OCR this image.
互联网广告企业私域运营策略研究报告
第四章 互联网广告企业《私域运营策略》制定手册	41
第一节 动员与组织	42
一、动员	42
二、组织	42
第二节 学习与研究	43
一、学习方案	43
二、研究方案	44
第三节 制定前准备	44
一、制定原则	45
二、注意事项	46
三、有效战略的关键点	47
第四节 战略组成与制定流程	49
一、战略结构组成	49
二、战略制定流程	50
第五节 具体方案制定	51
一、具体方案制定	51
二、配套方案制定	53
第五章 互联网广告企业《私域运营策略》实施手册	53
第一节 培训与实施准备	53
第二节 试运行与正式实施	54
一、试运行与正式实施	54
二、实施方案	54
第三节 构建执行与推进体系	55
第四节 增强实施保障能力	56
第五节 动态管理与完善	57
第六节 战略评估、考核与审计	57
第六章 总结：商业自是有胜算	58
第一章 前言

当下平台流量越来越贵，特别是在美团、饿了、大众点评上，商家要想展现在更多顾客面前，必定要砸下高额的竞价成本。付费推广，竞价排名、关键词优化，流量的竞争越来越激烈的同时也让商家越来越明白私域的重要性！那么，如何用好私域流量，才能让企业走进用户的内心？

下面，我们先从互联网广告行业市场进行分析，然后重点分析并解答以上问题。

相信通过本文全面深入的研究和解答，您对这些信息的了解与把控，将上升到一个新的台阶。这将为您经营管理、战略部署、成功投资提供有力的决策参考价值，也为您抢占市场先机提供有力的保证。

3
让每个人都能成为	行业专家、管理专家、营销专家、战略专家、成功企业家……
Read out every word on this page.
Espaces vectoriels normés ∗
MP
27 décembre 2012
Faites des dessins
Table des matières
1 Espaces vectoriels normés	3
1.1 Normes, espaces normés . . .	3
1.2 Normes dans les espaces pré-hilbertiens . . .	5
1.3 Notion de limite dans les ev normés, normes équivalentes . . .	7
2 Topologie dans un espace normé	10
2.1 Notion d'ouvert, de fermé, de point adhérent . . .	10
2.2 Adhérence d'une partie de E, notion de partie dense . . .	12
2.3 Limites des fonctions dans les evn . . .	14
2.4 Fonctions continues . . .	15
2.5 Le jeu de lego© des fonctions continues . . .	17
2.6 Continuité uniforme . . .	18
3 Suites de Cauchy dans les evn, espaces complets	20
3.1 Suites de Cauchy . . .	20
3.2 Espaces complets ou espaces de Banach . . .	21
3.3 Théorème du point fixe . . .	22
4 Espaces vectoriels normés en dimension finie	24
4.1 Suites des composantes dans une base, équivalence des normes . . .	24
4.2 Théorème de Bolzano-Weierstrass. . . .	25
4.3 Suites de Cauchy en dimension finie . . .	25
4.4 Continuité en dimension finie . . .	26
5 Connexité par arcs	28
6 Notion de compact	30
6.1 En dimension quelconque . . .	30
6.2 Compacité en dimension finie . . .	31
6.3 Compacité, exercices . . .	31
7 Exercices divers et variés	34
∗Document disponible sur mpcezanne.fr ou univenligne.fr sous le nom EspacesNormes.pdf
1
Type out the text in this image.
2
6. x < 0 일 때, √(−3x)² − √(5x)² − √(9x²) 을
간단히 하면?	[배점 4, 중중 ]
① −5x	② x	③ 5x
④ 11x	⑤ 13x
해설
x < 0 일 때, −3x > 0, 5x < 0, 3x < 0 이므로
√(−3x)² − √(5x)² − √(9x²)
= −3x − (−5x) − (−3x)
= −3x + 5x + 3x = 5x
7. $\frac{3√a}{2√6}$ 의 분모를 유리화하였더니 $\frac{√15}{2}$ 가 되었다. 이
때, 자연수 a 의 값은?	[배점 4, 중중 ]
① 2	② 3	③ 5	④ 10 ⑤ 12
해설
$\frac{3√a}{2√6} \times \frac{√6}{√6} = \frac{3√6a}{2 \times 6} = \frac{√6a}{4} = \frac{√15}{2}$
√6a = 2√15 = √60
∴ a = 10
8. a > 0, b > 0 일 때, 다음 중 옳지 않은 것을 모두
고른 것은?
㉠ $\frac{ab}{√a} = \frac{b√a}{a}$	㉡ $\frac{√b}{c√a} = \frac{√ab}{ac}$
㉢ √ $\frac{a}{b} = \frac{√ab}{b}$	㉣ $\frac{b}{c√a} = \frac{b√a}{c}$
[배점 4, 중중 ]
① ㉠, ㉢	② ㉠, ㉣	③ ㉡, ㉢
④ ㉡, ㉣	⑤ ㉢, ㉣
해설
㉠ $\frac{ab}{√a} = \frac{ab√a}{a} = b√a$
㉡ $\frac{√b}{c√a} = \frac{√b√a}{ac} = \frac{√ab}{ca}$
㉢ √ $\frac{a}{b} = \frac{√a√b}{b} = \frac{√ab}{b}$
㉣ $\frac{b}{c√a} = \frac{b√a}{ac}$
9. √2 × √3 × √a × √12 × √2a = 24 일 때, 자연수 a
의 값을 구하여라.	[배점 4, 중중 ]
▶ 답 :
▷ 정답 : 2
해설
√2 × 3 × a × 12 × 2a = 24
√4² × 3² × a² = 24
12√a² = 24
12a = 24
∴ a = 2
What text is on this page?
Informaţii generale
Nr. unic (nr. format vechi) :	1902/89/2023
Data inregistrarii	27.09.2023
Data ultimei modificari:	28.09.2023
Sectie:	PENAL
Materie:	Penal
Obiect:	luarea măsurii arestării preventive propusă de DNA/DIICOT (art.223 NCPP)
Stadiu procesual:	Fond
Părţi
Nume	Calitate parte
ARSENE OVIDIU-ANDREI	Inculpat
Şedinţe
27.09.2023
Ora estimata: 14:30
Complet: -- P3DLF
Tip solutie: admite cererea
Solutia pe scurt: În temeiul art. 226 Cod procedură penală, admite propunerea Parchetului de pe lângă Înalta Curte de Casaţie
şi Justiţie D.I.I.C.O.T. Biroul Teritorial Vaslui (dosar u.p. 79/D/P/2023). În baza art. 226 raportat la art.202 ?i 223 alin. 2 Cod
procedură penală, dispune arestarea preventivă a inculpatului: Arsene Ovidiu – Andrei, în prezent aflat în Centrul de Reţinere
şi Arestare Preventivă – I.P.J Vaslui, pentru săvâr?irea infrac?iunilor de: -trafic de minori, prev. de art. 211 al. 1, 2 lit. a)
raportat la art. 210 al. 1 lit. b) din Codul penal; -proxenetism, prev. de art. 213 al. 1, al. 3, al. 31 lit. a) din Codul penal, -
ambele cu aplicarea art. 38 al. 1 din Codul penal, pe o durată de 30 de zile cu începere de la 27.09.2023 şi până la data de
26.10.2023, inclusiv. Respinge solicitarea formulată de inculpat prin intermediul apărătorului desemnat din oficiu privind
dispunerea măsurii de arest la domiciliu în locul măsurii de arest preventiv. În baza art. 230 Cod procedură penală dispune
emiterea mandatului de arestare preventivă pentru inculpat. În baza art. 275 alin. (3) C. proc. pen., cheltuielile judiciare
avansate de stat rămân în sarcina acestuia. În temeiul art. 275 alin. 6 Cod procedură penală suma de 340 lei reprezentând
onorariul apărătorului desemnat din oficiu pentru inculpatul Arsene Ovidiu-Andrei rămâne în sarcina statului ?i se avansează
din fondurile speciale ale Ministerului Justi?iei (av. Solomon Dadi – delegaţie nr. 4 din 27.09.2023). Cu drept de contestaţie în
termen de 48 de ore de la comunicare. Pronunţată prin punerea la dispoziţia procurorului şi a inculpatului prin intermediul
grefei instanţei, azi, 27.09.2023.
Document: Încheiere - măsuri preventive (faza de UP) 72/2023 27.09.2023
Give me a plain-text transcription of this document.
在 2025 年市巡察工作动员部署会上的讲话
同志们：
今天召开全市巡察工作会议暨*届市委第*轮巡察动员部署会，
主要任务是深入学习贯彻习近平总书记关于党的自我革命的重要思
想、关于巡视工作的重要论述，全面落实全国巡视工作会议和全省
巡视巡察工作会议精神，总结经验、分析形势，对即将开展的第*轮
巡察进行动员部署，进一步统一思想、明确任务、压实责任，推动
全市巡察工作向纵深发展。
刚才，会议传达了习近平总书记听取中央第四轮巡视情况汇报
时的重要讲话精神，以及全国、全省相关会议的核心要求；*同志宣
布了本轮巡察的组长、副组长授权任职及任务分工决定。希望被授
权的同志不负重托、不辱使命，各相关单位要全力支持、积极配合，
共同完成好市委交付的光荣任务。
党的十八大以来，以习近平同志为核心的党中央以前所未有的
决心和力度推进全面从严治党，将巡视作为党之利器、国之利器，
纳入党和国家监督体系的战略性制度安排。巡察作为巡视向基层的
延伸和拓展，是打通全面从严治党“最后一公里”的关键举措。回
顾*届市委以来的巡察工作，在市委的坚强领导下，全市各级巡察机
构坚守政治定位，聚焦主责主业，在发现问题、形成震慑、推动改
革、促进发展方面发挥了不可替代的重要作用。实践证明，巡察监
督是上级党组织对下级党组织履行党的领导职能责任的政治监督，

# # # #

» Goal: Locate "Give me a plain-text" in the material, then quote the line that contains it and all lines after it through the final one.

» In response:
Give me a plain-text transcription of this document.
在 2025 年市巡察工作动员部署会上的讲话
同志们：
今天召开全市巡察工作会议暨*届市委第*轮巡察动员部署会，
主要任务是深入学习贯彻习近平总书记关于党的自我革命的重要思
想、关于巡视工作的重要论述，全面落实全国巡视工作会议和全省
巡视巡察工作会议精神，总结经验、分析形势，对即将开展的第*轮
巡察进行动员部署，进一步统一思想、明确任务、压实责任，推动
全市巡察工作向纵深发展。
刚才，会议传达了习近平总书记听取中央第四轮巡视情况汇报
时的重要讲话精神，以及全国、全省相关会议的核心要求；*同志宣
布了本轮巡察的组长、副组长授权任职及任务分工决定。希望被授
权的同志不负重托、不辱使命，各相关单位要全力支持、积极配合，
共同完成好市委交付的光荣任务。
党的十八大以来，以习近平同志为核心的党中央以前所未有的
决心和力度推进全面从严治党，将巡视作为党之利器、国之利器，
纳入党和国家监督体系的战略性制度安排。巡察作为巡视向基层的
延伸和拓展，是打通全面从严治党“最后一公里”的关键举措。回
顾*届市委以来的巡察工作，在市委的坚强领导下，全市各级巡察机
构坚守政治定位，聚焦主责主业，在发现问题、形成震慑、推动改
革、促进发展方面发挥了不可替代的重要作用。实践证明，巡察监
督是上级党组织对下级党组织履行党的领导职能责任的政治监督，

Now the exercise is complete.